## begin PAGE EXCERPT
As CFOs explore ways to tackle the impact of inflation on margins, self-service analytics will be essential in driving employee productivity, according to a Gartner report. 

In December 2021, Gartner surveyed 400 finance leaders and discovered that over 50% saw self-service data and analytics as an essential driver of employee productivity. At least one in four saw it as vital for increasing business speed and agility. Self-service data analytics refers to technology and processes that finance users leverage with minimal involvement from IT departments. 

Alex Bant, chief of research in Gartner Finance, explains that two out of three finance leaders have raised their prices in response to inflation. Finding ways to improve productivity and efficiency rather than passing on inflationary costs to customers can create a critical long-term competitive advantage.

Advanced data and analytics and AI technologies generating high value and where investment is forecast to rise to include self-service data analytics, automated machine learning, cloud analytics, big data analytics and predictive analytics. 

Predictive analytics predicts a series of outcomes overtime or the distribution of an outcome that could occur for a specific event, using techniques like driver-based forecasting, time-series forecasting and simulation. Predictive analytics is one of the most popular use cases for finance executives automating their forecasting processes.
## end PAGE EXCERPT
## begin STORED ROWS
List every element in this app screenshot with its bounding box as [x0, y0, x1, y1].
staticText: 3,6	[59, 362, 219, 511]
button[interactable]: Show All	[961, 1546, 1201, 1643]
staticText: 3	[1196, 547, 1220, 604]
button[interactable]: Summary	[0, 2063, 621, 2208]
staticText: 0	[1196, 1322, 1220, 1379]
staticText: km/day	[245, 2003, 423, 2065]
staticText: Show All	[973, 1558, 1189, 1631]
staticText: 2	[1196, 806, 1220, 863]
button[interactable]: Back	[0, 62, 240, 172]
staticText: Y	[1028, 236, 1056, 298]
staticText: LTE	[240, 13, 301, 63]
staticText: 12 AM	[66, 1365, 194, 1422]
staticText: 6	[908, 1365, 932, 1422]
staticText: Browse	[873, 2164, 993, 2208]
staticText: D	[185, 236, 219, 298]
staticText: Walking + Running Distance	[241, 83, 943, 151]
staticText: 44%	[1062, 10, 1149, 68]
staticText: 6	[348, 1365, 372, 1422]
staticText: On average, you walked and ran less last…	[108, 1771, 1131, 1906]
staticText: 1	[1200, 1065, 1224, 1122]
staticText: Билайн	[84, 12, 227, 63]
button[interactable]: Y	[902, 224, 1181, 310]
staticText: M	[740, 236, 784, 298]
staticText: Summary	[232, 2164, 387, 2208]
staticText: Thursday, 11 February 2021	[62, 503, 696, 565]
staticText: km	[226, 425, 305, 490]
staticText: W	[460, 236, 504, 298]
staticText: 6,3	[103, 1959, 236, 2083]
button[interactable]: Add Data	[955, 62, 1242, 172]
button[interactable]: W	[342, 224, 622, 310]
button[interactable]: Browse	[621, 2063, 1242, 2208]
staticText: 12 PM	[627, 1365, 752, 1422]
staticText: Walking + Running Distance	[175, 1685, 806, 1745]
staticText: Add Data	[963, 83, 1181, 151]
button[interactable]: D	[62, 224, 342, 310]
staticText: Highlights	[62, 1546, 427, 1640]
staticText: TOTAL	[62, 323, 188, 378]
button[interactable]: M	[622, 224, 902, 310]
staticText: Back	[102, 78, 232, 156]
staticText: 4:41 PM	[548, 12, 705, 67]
## end STORED ROWS
WHAT IS ASKED
- 1) According to the self-service analytics article, how many finance leaders did Gartner survey in December 2021?
- 2) Please turn the paragraph of the self-service analytics article beginning "In December 2021, Gartner surveyed" into a short bulleted list that keeps its main facts.

ANSWERS TO THE TASKS
- 1) 400 finance leaders.

- 2)
- In December 2021, Gartner surveyed 400 finance leaders.
- Over 50% saw self-service data and analytics as an essential driver of employee productivity.
- At least one in four saw it as vital for increasing business speed and agility.
- Self-service data analytics means technology and processes that finance users leverage with minimal involvement from IT departments.